## Set exercise
Among the lines below, count those with "text". Give the total alone.
-------- Available data
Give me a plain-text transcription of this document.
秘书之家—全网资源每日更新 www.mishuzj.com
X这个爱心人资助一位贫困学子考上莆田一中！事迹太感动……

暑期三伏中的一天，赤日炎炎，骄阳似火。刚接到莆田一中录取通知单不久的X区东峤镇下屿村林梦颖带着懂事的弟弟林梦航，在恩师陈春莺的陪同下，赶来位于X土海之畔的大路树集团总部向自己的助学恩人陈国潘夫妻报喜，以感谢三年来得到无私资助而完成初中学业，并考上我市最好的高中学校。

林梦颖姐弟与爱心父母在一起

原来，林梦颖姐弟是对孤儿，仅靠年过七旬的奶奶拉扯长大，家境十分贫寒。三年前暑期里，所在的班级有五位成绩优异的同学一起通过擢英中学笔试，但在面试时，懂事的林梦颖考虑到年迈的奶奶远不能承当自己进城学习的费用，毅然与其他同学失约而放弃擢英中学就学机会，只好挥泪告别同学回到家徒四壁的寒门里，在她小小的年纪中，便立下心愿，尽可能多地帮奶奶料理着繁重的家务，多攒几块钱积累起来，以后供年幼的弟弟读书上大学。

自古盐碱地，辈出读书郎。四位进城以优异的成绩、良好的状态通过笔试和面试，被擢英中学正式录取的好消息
----------------
-------- Available data
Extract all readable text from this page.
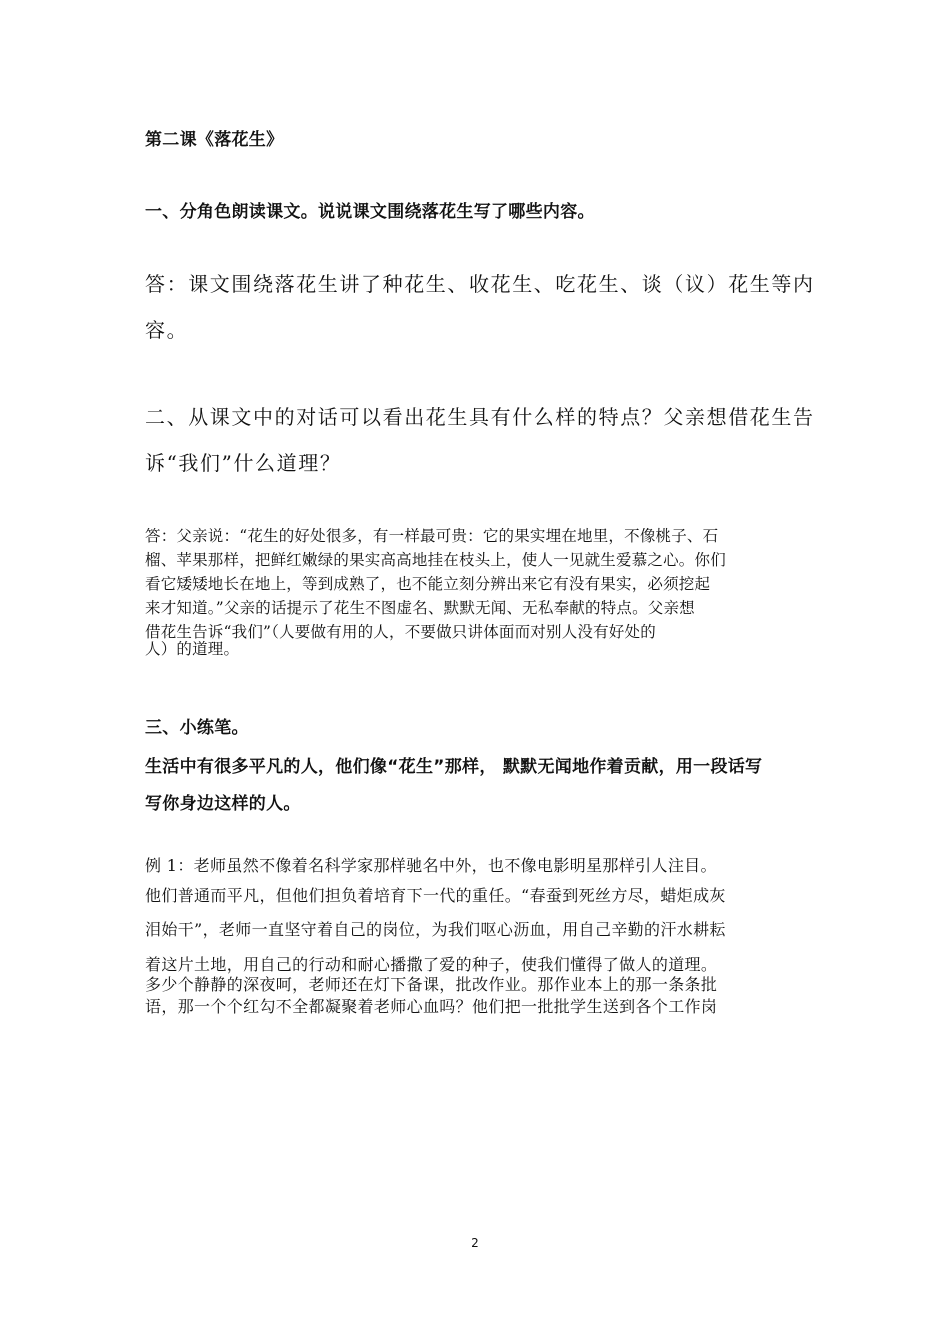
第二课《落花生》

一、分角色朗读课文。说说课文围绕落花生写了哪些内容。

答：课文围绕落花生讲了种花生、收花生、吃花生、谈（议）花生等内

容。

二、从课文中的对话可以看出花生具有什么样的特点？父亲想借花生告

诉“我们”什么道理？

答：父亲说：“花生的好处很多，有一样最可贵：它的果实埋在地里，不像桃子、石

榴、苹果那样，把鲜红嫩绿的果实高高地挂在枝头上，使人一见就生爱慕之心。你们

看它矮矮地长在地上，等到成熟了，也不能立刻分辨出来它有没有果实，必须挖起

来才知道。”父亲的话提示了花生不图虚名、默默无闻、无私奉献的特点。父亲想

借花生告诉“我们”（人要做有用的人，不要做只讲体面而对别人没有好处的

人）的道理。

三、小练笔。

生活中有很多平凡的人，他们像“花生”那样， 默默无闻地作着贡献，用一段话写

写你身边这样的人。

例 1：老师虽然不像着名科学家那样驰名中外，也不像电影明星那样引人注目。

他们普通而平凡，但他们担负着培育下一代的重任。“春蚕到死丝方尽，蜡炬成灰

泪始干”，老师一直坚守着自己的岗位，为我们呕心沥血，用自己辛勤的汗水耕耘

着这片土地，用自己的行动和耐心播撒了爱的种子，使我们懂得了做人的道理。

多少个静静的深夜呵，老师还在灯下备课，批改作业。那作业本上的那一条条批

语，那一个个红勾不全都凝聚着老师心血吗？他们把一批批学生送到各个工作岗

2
----------------
## Exercise response
2